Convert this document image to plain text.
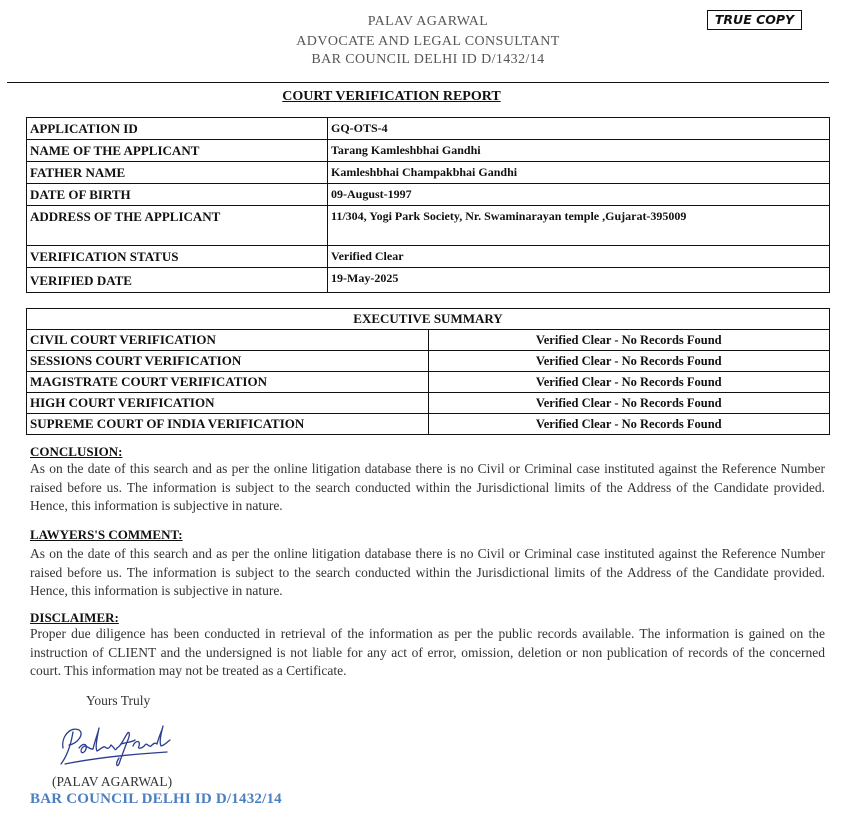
PALAV AGARWAL
ADVOCATE AND LEGAL CONSULTANT
BAR COUNCIL DELHI ID D/1432/14
TRUE COPY
COURT VERIFICATION REPORT
APPLICATION ID	GQ-OTS-4
NAME OF THE APPLICANT	Tarang Kamleshbhai Gandhi
FATHER NAME	Kamleshbhai Champakbhai Gandhi
DATE OF BIRTH	09-August-1997
ADDRESS OF THE APPLICANT	11/304, Yogi Park Society, Nr. Swaminarayan temple ,Gujarat-395009
VERIFICATION STATUS	Verified Clear
VERIFIED DATE	19-May-2025
EXECUTIVE SUMMARY	
CIVIL COURT VERIFICATION	Verified Clear - No Records Found
SESSIONS COURT VERIFICATION	Verified Clear - No Records Found
MAGISTRATE COURT VERIFICATION	Verified Clear - No Records Found
HIGH COURT VERIFICATION	Verified Clear - No Records Found
SUPREME COURT OF INDIA VERIFICATION	Verified Clear - No Records Found
CONCLUSION:
As on the date of this search and as per the online litigation database there is no Civil or Criminal case instituted against the Reference Number raised before us. The information is subject to the search conducted within the Jurisdictional limits of the Address of the Candidate provided. Hence, this information is subjective in nature.
LAWYERS'S COMMENT:
As on the date of this search and as per the online litigation database there is no Civil or Criminal case instituted against the Reference Number raised before us. The information is subject to the search conducted within the Jurisdictional limits of the Address of the Candidate provided. Hence, this information is subjective in nature.
DISCLAIMER:
Proper due diligence has been conducted in retrieval of the information as per the public records available. The information is gained on the instruction of CLIENT and the undersigned is not liable for any act of error, omission, deletion or non publication of records of the concerned court. This information may not be treated as a Certificate.
Yours Truly
(PALAV AGARWAL)
BAR COUNCIL DELHI ID D/1432/14
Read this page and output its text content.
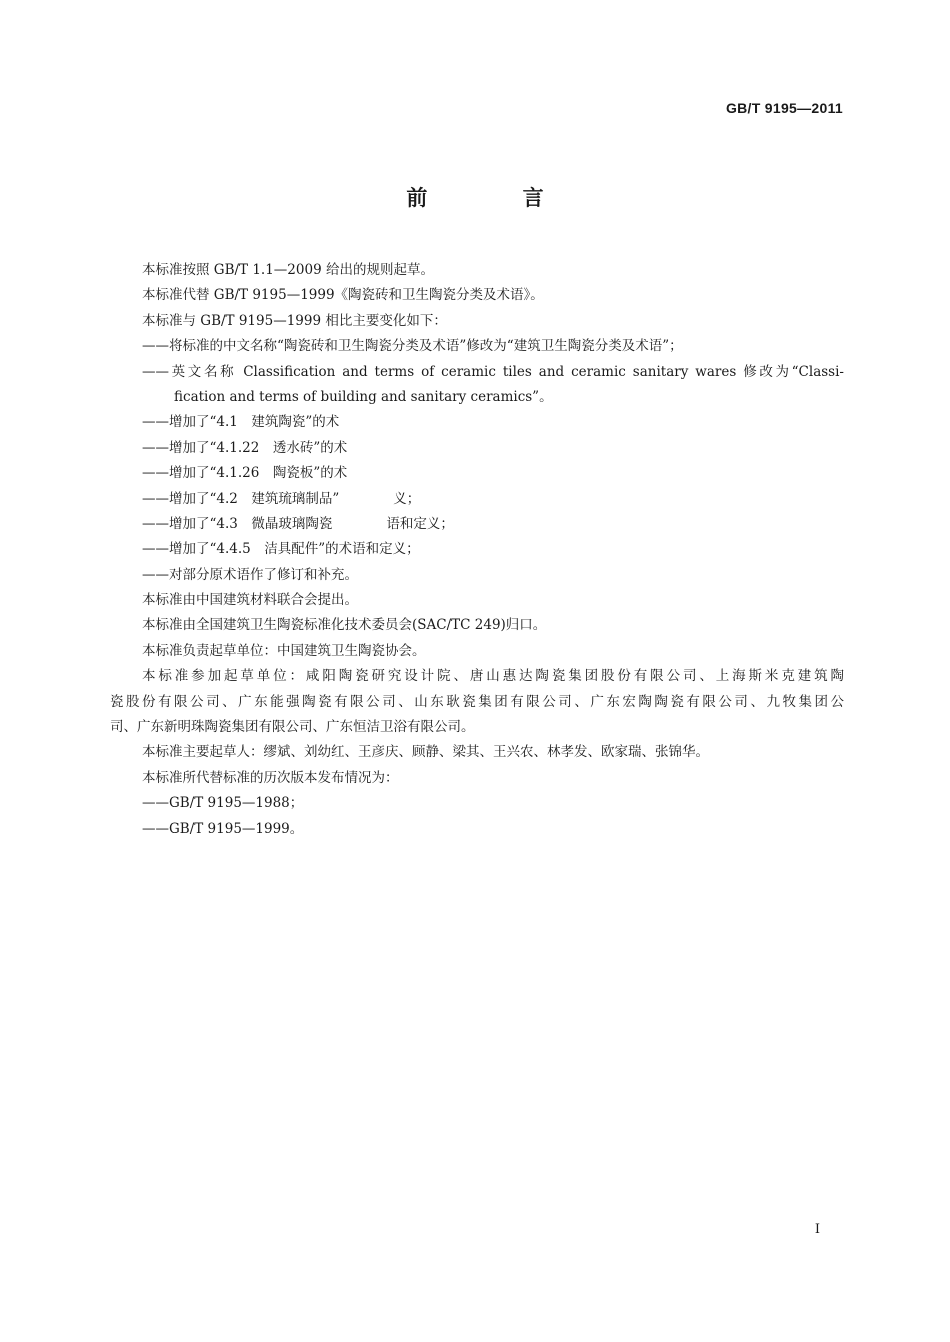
GB/T 9195—2011
前 言
本标准按照 GB/T 1.1—2009 给出的规则起草。
本标准代替 GB/T 9195—1999《陶瓷砖和卫生陶瓷分类及术语》。
本标准与 GB/T 9195—1999 相比主要变化如下：
——将标准的中文名称“陶瓷砖和卫生陶瓷分类及术语”修改为“建筑卫生陶瓷分类及术语”；
——英文名称 Classification and terms of ceramic tiles and ceramic sanitary wares 修改为“Classi-
fication and terms of building and sanitary ceramics”。
——增加了“4.1　建筑陶瓷”的术
——增加了“4.1.22　透水砖”的术
——增加了“4.1.26　陶瓷板”的术
——增加了“4.2　建筑琉璃制品”　　　　义；
——增加了“4.3　微晶玻璃陶瓷　　　　语和定义；
——增加了“4.4.5　洁具配件”的术语和定义；
——对部分原术语作了修订和补充。
本标准由中国建筑材料联合会提出。
本标准由全国建筑卫生陶瓷标准化技术委员会(SAC/TC 249)归口。
本标准负责起草单位：中国建筑卫生陶瓷协会。
本标准参加起草单位：咸阳陶瓷研究设计院、唐山惠达陶瓷集团股份有限公司、上海斯米克建筑陶
瓷股份有限公司、广东能强陶瓷有限公司、山东耿瓷集团有限公司、广东宏陶陶瓷有限公司、九牧集团公
司、广东新明珠陶瓷集团有限公司、广东恒洁卫浴有限公司。
本标准主要起草人：缪斌、刘幼红、王彦庆、顾静、梁其、王兴农、林孝发、欧家瑞、张锦华。
本标准所代替标准的历次版本发布情况为：
——GB/T 9195—1988；
——GB/T 9195—1999。
I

YOUR GOAL
Find the line containing "Read this page and output its text content." in the listing above. Please restate word for word that line through the last one, leaving out the pictures.

TASK SOLUTION
Read this page and output its text content.
GB/T 9195—2011
前 言
本标准按照 GB/T 1.1—2009 给出的规则起草。
本标准代替 GB/T 9195—1999《陶瓷砖和卫生陶瓷分类及术语》。
本标准与 GB/T 9195—1999 相比主要变化如下：
——将标准的中文名称“陶瓷砖和卫生陶瓷分类及术语”修改为“建筑卫生陶瓷分类及术语”；
——英文名称 Classification and terms of ceramic tiles and ceramic sanitary wares 修改为“Classi-
fication and terms of building and sanitary ceramics”。
——增加了“4.1　建筑陶瓷”的术
——增加了“4.1.22　透水砖”的术
——增加了“4.1.26　陶瓷板”的术
——增加了“4.2　建筑琉璃制品”　　　　义；
——增加了“4.3　微晶玻璃陶瓷　　　　语和定义；
——增加了“4.4.5　洁具配件”的术语和定义；
——对部分原术语作了修订和补充。
本标准由中国建筑材料联合会提出。
本标准由全国建筑卫生陶瓷标准化技术委员会(SAC/TC 249)归口。
本标准负责起草单位：中国建筑卫生陶瓷协会。
本标准参加起草单位：咸阳陶瓷研究设计院、唐山惠达陶瓷集团股份有限公司、上海斯米克建筑陶
瓷股份有限公司、广东能强陶瓷有限公司、山东耿瓷集团有限公司、广东宏陶陶瓷有限公司、九牧集团公
司、广东新明珠陶瓷集团有限公司、广东恒洁卫浴有限公司。
本标准主要起草人：缪斌、刘幼红、王彦庆、顾静、梁其、王兴农、林孝发、欧家瑞、张锦华。
本标准所代替标准的历次版本发布情况为：
——GB/T 9195—1988；
——GB/T 9195—1999。
I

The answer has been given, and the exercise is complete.